◆ Goal of the exercise
Using the entries that follow, collect the lines where the word "output" appears.

◆ Input data
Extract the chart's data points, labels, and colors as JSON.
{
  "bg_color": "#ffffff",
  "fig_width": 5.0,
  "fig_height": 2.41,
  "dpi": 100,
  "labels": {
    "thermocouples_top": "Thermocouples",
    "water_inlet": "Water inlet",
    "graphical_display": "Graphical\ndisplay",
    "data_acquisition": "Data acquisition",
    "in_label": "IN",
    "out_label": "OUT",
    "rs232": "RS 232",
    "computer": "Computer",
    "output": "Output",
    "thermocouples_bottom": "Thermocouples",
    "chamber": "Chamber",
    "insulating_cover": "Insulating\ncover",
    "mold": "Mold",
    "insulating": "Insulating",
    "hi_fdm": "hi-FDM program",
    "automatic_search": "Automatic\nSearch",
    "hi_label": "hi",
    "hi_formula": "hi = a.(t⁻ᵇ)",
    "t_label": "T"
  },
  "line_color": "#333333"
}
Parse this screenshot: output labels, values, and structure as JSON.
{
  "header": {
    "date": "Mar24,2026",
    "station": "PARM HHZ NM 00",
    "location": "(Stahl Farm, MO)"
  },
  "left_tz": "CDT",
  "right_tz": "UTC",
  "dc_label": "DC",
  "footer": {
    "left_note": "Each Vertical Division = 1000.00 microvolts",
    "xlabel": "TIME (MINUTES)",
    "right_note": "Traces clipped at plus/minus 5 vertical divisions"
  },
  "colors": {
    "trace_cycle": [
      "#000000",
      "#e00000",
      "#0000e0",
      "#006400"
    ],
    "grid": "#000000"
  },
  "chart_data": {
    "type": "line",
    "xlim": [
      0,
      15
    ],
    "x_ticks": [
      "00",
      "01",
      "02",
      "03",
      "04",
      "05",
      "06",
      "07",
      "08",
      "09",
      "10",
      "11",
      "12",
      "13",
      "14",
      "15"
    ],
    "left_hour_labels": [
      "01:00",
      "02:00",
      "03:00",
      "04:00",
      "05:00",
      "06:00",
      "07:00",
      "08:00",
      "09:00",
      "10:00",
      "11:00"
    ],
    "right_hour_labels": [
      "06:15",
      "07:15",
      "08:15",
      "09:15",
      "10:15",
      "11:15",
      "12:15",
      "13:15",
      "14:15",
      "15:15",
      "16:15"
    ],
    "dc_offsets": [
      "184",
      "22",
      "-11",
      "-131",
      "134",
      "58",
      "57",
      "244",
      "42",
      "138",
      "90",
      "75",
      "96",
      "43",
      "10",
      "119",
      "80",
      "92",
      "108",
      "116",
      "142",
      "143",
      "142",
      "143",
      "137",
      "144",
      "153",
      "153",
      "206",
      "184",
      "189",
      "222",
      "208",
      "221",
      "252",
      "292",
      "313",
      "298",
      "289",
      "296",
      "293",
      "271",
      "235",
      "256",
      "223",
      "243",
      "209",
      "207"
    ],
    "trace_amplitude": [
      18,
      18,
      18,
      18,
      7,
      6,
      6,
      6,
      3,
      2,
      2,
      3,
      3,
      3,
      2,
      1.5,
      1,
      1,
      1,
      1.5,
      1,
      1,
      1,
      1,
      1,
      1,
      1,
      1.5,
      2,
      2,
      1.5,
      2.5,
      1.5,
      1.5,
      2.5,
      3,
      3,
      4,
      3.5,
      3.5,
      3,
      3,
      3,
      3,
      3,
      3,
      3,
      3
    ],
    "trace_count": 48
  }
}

◆ Exercise result
    "output": "Output",
Parse this screenshot: output labels, values, and structure as JSON.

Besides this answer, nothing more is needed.